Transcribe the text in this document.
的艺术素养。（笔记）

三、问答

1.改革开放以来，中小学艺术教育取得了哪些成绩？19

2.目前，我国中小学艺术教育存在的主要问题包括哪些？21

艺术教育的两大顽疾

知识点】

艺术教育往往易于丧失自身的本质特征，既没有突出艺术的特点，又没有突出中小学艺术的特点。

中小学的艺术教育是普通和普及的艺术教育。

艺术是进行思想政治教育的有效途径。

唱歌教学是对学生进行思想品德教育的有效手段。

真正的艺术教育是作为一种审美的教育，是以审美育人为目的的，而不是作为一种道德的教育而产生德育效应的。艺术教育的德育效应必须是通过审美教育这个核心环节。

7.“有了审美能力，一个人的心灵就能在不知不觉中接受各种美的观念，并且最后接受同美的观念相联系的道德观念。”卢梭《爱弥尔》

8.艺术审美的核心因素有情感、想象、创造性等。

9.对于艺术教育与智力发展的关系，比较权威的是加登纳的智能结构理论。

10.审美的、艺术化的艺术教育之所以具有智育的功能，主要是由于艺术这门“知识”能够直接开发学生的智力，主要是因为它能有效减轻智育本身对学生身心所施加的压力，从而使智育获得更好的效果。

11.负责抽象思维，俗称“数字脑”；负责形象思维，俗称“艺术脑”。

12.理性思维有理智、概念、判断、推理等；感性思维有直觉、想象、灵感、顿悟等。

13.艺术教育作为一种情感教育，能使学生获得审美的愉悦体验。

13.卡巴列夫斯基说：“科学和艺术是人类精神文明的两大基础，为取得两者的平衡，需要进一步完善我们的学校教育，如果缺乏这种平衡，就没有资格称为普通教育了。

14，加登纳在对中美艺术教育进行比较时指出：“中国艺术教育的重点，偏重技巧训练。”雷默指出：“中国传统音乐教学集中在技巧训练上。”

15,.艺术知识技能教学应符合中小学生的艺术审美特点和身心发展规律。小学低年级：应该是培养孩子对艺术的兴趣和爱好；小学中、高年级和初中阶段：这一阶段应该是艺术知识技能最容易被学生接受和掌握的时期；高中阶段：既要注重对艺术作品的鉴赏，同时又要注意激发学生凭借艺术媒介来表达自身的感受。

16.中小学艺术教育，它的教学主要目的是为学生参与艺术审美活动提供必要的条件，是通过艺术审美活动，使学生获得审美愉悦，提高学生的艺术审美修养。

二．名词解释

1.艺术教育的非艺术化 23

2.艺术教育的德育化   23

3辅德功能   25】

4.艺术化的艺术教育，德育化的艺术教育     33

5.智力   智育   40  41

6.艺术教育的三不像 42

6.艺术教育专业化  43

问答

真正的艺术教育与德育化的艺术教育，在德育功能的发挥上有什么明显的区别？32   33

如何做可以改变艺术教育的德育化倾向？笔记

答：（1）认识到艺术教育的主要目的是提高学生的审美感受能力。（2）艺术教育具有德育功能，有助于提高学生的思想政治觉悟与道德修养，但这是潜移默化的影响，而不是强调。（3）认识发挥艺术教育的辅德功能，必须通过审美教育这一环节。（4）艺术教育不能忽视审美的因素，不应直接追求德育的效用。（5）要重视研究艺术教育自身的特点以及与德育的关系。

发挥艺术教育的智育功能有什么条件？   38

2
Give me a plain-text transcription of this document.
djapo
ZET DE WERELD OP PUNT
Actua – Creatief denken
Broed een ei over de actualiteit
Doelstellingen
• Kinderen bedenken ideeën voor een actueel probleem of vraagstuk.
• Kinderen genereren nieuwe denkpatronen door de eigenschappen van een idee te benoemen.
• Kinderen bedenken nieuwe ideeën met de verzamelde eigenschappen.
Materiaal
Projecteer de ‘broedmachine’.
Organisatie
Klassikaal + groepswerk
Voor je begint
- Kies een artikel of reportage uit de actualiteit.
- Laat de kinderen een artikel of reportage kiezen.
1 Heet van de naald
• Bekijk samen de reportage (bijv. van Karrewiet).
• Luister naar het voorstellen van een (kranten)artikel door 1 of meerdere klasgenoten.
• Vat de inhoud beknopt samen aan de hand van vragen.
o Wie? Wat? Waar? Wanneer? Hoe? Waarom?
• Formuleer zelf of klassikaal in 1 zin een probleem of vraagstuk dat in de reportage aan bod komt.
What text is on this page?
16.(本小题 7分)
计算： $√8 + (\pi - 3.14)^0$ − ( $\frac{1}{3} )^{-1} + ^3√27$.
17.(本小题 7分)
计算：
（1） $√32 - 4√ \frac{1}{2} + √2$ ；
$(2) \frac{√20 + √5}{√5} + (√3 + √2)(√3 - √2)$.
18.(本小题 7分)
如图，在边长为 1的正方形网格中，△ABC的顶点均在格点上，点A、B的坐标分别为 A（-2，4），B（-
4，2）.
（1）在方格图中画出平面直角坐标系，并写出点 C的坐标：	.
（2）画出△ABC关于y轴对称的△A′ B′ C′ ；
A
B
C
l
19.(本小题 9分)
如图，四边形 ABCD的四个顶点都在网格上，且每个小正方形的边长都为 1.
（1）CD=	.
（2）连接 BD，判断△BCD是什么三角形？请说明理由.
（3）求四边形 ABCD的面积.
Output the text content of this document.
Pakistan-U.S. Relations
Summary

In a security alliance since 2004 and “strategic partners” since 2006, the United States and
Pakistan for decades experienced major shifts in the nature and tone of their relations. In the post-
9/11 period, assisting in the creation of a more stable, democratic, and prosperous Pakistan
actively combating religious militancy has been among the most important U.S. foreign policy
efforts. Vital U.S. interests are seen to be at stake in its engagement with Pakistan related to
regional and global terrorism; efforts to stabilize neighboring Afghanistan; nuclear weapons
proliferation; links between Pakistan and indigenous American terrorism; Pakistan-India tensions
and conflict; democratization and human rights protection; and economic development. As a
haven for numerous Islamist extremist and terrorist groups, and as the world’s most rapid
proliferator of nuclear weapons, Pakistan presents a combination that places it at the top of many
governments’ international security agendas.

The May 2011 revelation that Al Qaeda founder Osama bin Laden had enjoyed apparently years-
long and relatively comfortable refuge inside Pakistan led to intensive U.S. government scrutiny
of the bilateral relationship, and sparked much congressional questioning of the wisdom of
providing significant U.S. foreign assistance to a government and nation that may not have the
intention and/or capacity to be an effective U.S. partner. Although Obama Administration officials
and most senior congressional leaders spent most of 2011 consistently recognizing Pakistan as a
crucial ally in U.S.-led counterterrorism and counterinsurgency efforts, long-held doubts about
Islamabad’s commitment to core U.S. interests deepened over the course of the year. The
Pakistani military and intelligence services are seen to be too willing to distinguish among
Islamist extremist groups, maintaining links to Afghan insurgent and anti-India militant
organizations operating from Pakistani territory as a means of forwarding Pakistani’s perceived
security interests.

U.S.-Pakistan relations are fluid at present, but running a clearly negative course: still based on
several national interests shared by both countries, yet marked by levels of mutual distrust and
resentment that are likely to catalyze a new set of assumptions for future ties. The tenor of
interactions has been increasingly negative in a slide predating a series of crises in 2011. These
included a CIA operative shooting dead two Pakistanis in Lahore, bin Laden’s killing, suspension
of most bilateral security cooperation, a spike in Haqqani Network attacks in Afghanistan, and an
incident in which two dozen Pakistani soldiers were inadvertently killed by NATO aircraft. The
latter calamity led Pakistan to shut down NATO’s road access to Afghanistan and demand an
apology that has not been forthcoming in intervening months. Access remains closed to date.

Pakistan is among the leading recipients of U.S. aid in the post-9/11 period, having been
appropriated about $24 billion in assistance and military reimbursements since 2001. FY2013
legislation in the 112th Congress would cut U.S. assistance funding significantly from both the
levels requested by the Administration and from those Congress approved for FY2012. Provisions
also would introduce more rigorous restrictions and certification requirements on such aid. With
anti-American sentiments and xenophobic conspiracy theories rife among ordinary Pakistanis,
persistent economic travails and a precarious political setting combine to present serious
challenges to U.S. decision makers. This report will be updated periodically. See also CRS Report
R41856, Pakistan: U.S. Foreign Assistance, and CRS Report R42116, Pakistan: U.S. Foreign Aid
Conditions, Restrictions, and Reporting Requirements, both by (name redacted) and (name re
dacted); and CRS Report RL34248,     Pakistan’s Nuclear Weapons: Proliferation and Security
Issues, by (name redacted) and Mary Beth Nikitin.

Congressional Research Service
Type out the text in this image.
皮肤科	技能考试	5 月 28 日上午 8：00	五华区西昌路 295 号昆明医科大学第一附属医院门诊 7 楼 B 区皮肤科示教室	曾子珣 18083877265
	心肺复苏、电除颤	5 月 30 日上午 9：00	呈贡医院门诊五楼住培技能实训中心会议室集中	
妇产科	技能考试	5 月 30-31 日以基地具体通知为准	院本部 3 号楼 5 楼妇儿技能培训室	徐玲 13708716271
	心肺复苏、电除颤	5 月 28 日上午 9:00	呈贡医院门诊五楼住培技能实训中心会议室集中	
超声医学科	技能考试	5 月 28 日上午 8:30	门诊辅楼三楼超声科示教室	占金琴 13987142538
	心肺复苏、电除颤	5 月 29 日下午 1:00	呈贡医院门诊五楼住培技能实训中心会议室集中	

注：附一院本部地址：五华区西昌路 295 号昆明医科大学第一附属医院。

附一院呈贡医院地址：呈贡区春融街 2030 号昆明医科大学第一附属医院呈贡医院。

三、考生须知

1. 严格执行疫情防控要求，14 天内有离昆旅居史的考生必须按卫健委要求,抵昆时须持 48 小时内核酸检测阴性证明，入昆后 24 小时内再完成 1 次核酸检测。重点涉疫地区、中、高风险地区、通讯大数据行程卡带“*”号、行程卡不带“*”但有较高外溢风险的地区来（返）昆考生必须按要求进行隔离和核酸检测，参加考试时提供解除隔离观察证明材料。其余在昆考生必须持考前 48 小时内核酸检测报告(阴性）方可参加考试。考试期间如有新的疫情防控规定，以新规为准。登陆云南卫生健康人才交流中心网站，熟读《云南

● **DIRECTION**
Among the lines above, how many contain the string "Islamist"? State the number alone.

● **OUTPUT BELOW**
2